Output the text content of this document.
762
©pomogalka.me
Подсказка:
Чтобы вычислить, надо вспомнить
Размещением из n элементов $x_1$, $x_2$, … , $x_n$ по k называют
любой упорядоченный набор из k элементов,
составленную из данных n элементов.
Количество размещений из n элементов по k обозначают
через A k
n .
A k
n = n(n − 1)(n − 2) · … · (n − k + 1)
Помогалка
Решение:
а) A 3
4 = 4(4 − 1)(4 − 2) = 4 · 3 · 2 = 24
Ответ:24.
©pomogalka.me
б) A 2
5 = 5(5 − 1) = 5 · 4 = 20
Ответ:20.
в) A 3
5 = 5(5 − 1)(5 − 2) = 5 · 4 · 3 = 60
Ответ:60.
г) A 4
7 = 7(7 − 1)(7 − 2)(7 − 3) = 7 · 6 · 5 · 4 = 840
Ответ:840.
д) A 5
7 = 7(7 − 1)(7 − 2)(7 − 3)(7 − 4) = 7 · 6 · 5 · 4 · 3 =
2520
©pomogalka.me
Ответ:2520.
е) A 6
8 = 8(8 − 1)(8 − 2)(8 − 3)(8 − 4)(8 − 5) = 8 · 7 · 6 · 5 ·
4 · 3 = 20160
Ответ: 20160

::::

To be done: In the material above, find each line that contains the word "элементов", and select it.

Exercise solution:
Размещением из n элементов $x_1$, $x_2$, … , $x_n$ по k называют
любой упорядоченный набор из k элементов,
составленную из данных n элементов.
Количество размещений из n элементов по k обозначают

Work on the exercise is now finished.